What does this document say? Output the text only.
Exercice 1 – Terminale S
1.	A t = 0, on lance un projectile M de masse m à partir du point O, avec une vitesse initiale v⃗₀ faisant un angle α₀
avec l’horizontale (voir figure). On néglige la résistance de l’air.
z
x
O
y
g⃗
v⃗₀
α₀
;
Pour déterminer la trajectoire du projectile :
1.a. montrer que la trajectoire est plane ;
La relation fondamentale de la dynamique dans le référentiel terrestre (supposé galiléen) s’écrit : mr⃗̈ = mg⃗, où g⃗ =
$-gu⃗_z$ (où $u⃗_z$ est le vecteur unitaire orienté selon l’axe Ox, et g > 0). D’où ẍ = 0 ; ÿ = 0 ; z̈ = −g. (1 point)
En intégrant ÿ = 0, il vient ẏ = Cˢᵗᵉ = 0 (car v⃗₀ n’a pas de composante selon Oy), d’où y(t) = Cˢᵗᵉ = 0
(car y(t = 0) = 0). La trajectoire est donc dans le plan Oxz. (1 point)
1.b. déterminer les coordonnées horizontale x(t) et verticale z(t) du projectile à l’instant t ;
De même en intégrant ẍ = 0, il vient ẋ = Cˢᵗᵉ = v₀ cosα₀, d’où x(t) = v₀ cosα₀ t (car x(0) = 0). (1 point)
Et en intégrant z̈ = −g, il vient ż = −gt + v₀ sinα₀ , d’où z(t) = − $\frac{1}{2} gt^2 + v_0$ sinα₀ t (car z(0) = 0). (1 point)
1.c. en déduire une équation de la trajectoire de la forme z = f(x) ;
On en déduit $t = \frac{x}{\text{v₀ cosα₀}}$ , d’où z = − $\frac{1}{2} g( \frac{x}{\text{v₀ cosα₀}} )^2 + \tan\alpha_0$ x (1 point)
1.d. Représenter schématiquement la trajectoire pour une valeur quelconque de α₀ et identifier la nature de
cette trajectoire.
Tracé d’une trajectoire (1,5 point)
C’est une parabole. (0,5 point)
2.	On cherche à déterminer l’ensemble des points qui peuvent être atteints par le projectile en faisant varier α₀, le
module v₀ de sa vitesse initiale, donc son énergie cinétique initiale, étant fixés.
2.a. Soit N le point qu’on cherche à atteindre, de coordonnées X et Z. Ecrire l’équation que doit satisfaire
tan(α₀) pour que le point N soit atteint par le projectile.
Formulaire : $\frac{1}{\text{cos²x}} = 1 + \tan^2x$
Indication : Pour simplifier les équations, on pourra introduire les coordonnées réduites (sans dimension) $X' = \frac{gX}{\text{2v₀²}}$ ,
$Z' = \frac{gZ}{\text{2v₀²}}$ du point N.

▸ **What you need to do**
Pick out each line containing "trajectoire" and report it.

▸ **Correct response**
Pour déterminer la trajectoire du projectile :
1.a. montrer que la trajectoire est plane ;
(car y(t = 0) = 0). La trajectoire est donc dans le plan Oxz. (1 point)
1.c. en déduire une équation de la trajectoire de la forme z = f(x) ;
1.d. Représenter schématiquement la trajectoire pour une valeur quelconque de α₀ et identifier la nature de
cette trajectoire.
Tracé d’une trajectoire (1,5 point)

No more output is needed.